__PROBLEMS TO SOLVE__.
**A.** In the IoT trust excerpt, condense the paragraph that begins "Wang et al. [9] introduced" into three or four sentences that keep its main facts.
**B.** Answer these questions from the IoT trust excerpt:
(i) Which section details the proposed Edge-based Trust Management System?
(ii) In the work of Wang et al. [9], which devices does the computing node accept recommendations from?
(iii) In the approach of ElRahman and Alluhaidan [10], what does blockchain technology offer to the network layer?
**C.** Return the part of the IoT trust excerpt that begins at the words "The following sections" and stops after "in Section 6.".

__PROVIDED TEXT__.
-*-

The following sections of this paper will give a detailed idea about the proposed E-TMS approach. The next section checks the requirement of a robust trust-based approach by analyzing the currently functioning approaches in IoT-enabled smart networks. Section 3 gives an overview of the need for research in this area. The proposed Edge-based Trust Management System has been detailed in Section 4. The performance analysis and the comparative study have been included in Section 5. The conclusion and the future scope of research in this area have been discussed in Section 6.

Wang et al. [9] introduced a recommendation-dependant system to take decisions for network management. The proposed work evaluates the trust of each entity in the smart city environment for excluding the malicious entities from the recommendation process. The computing node will accept the recommendations only from trustworthy IoT devices. The proposed work aims to utilize the trust-based recommendation mechanism to secure the network from various security threats. If the recommendation system considers only the trustworthy nodes, it can produce a reliable outcome. The proposed system evaluates each node based on the trust values. The trust will be calculated by the trust aggregation process. But the trust aggregation process does not possess an intelligent mechanism to eliminate the impact of malicious contributions. Thus, the selection of entities to participate in the recommendation system is vulnerable.

ElRahman and Alluhaidan [10] introduced a blockchain-based approach to secure healthcare IoT systems. The proposed framework designs a trust model to prevent data leakage. Most of the data involved with the healthcare systems will be related to personal health information. Such sensitive data needs to be handled carefully. The proposed system initially builds ontologies for the IoT network. The ontology-based IoT-enabled healthcare system utilizes semantic references to find cognitive relationships. Upon creating the ontologies, the framework applies blockchain technologies to secure the IoT network. Blockchain technology offers sensor data integrity to the perception layer, authentication service to the network layer, privacy-preserving schemes to the middleware layer, and mechanisms to ensure the overall security of the devices in the application layer. The overall operational complexity of the proposed approach is quite high. To enhance the performance of the edge servers, it is always adequate to employ only lightweight algorithms.

-*-

__DATA ENTRIES__.
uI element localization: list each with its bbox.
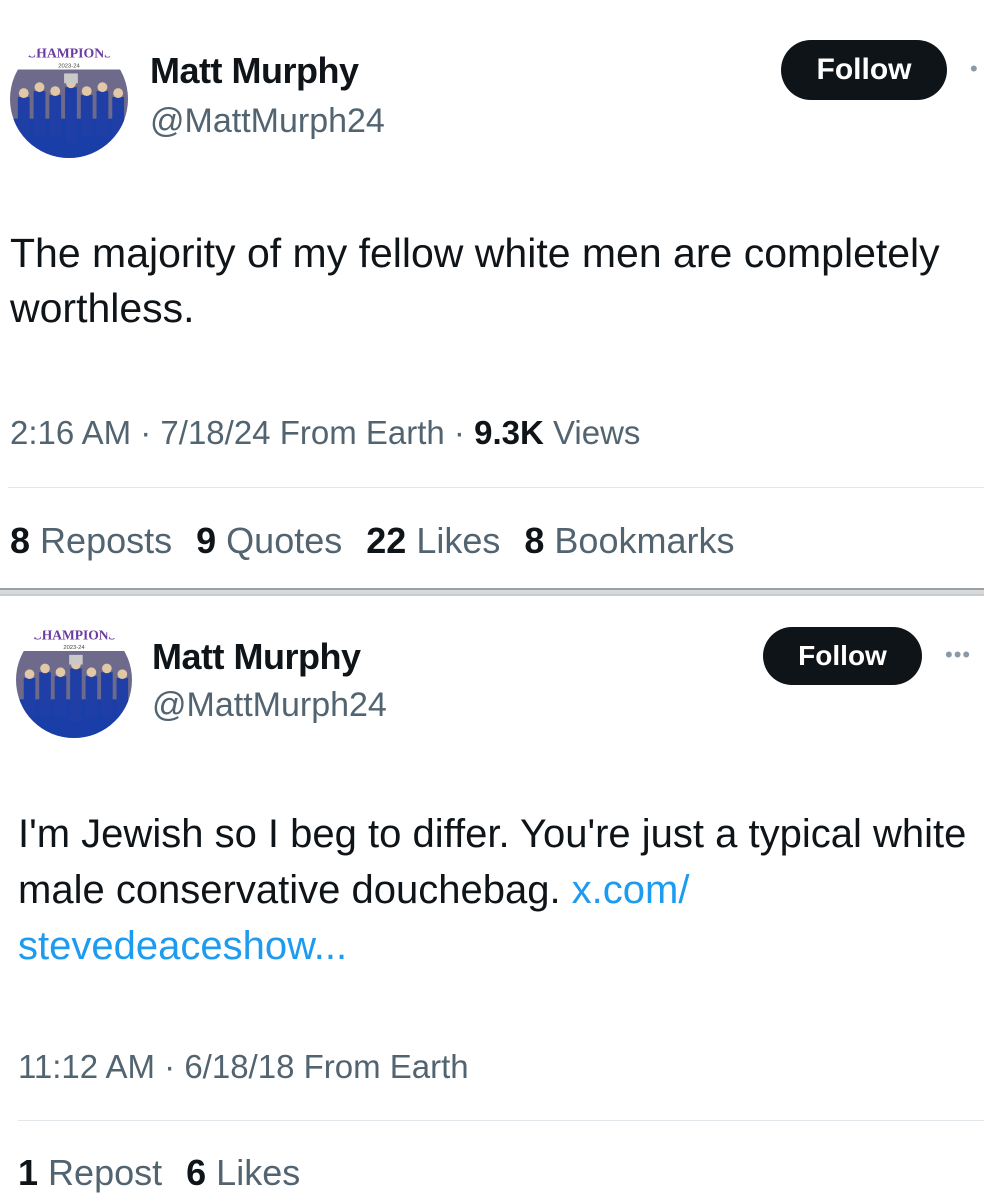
quotes-stat[interactable]: 9 Quotes (196, 520, 342, 562)
views-count: 9.3K (474, 414, 544, 451)
views-label: Views (552, 414, 641, 451)
avatar[interactable]: CHAMPIONS 2023-24 (10, 40, 128, 158)
divider (18, 1120, 984, 1121)
follow-button[interactable]: Follow (763, 627, 922, 685)
avatar-image-icon: CHAMPIONS 2023-24 (10, 40, 128, 158)
tweet-meta: 11:12 AM · 6/18/18 From Earth (18, 1048, 469, 1086)
screenshot-separator (0, 588, 984, 596)
author-name[interactable]: Matt Murphy (152, 636, 361, 678)
more-dots-icon[interactable]: ••• (945, 642, 971, 668)
svg-text:2023-24: 2023-24 (58, 64, 80, 70)
tweet-source: From Earth (303, 1048, 469, 1085)
likes-stat[interactable]: 22 Likes (366, 520, 500, 562)
tweet-text: The majority of my fellow white men are … (10, 226, 970, 336)
svg-text:2023-24: 2023-24 (63, 645, 85, 651)
tweet-card-2: CHAMPIONS 2023-24 Matt Murphy @MattMurph… (0, 596, 984, 1200)
engagement-stats: 1 Repost 6 Likes (18, 1152, 300, 1194)
reposts-stat[interactable]: 1 Repost (18, 1152, 162, 1194)
tweet-card-1: CHAMPIONS 2023-24 Matt Murphy @MattMurph… (0, 0, 984, 588)
engagement-stats: 8 Reposts 9 Quotes 22 Likes 8 Bookmarks (10, 520, 734, 562)
bookmarks-stat[interactable]: 8 Bookmarks (524, 520, 734, 562)
tweet-text: I'm Jewish so I beg to differ. You're ju… (18, 806, 978, 974)
tweet-time[interactable]: 11:12 AM (18, 1048, 155, 1085)
tweet-meta: 2:16 AM · 7/18/24 From Earth · 9.3K View… (10, 414, 640, 452)
more-dots-icon[interactable]: • (970, 56, 979, 82)
meta-separator: · (140, 414, 161, 451)
svg-text:CHAMPIONS: CHAMPIONS (32, 627, 116, 642)
reposts-stat[interactable]: 8 Reposts (10, 520, 172, 562)
tweet-time[interactable]: 2:16 AM (10, 414, 131, 451)
meta-separator: · (164, 1048, 185, 1085)
tweet-source: From Earth (279, 414, 445, 451)
likes-stat[interactable]: 6 Likes (186, 1152, 300, 1194)
avatar-image-icon: CHAMPIONS 2023-24 (16, 622, 132, 738)
meta-separator: · (453, 414, 475, 451)
tweet-date[interactable]: 7/18/24 (160, 414, 270, 451)
avatar[interactable]: CHAMPIONS 2023-24 (16, 622, 132, 738)
tweet-text-body: The majority of my fellow white men are … (10, 230, 940, 331)
author-handle[interactable]: @MattMurph24 (152, 686, 387, 725)
svg-text:CHAMPIONS: CHAMPIONS (26, 46, 112, 61)
author-handle[interactable]: @MattMurph24 (150, 102, 385, 141)
tweet-text-body: I'm Jewish so I beg to differ. You're ju… (18, 812, 967, 912)
author-name[interactable]: Matt Murphy (150, 50, 359, 92)
tweet-date[interactable]: 6/18/18 (184, 1048, 294, 1085)
follow-button[interactable]: Follow (781, 40, 947, 100)
divider (8, 487, 984, 488)
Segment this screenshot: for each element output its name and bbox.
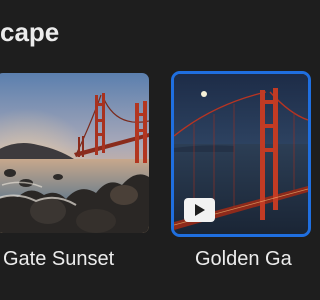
wallpaper-tile-sunset-label: Gate Sunset xyxy=(3,248,115,270)
play-badge xyxy=(184,198,215,222)
wallpaper-tile-night-label: Golden Ga xyxy=(195,248,292,270)
section-title: cape xyxy=(0,17,60,47)
wallpaper-tile-sunset[interactable] xyxy=(0,73,149,233)
wallpaper-tile-night[interactable] xyxy=(171,71,311,237)
play-icon xyxy=(195,204,205,216)
bridge-sunset-thumbnail xyxy=(0,73,149,233)
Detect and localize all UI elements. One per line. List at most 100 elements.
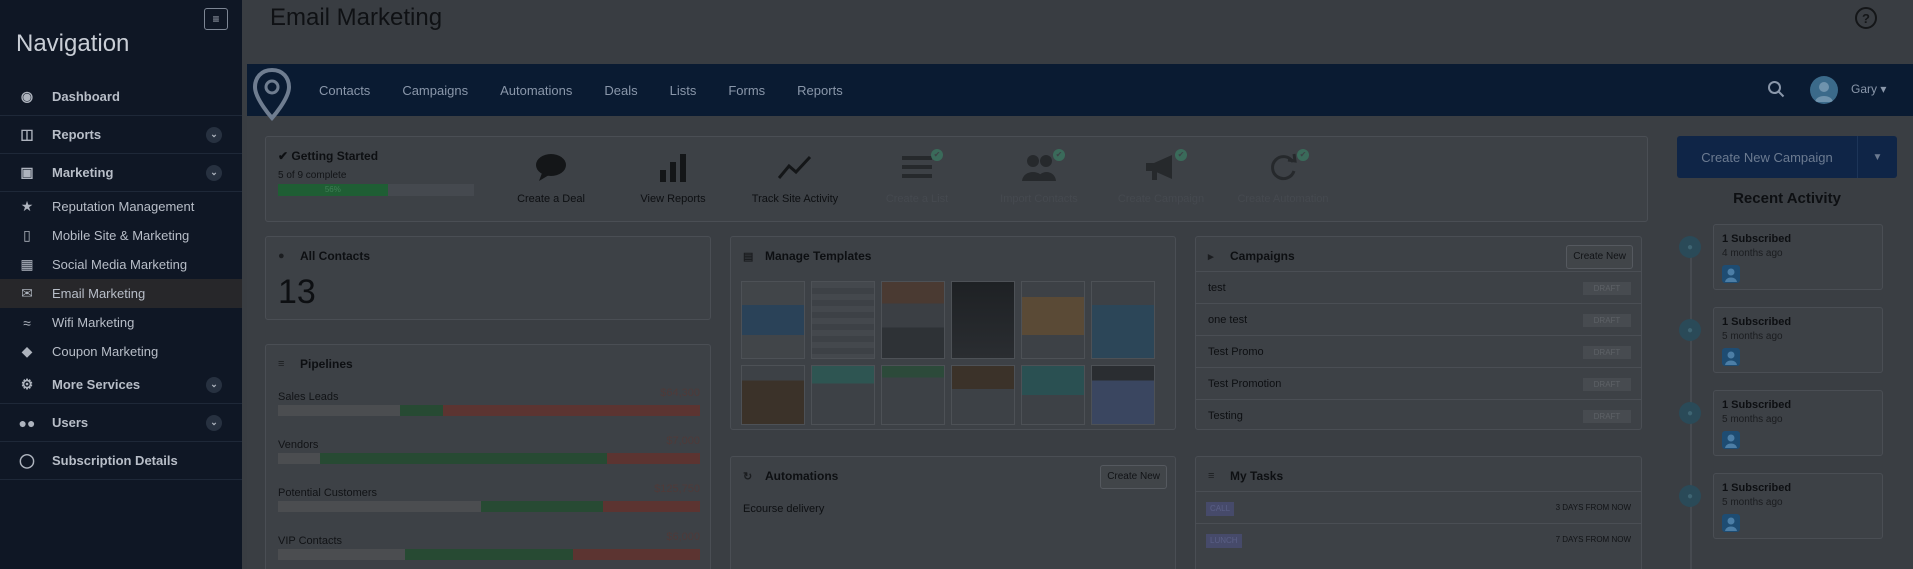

-*-

__RESPONSES FOR EACH TASK__.
**A.** Wang et al. [9] proposed a recommendation-dependent system for making network management decisions in a smart city environment. It evaluates the trust of each entity through a trust aggregation process, so the computing node accepts recommendations only from trustworthy IoT devices and excludes malicious ones. This is meant to protect the network from various security threats. However, the aggregation process has no intelligent mechanism to eliminate the impact of malicious contributions, so the selection of participating entities is vulnerable.

**B.**
(i) Section 4.
(ii) Only trustworthy IoT devices.
(iii) An authentication service.

**C.**
The following sections of this paper will give a detailed idea about the proposed E-TMS approach. The next section checks the requirement of a robust trust-based approach by analyzing the currently functioning approaches in IoT-enabled smart networks. Section 3 gives an overview of the need for research in this area. The proposed Edge-based Trust Management System has been detailed in Section 4. The performance analysis and the comparative study have been included in Section 5. The conclusion and the future scope of research in this area have been discussed in Section 6.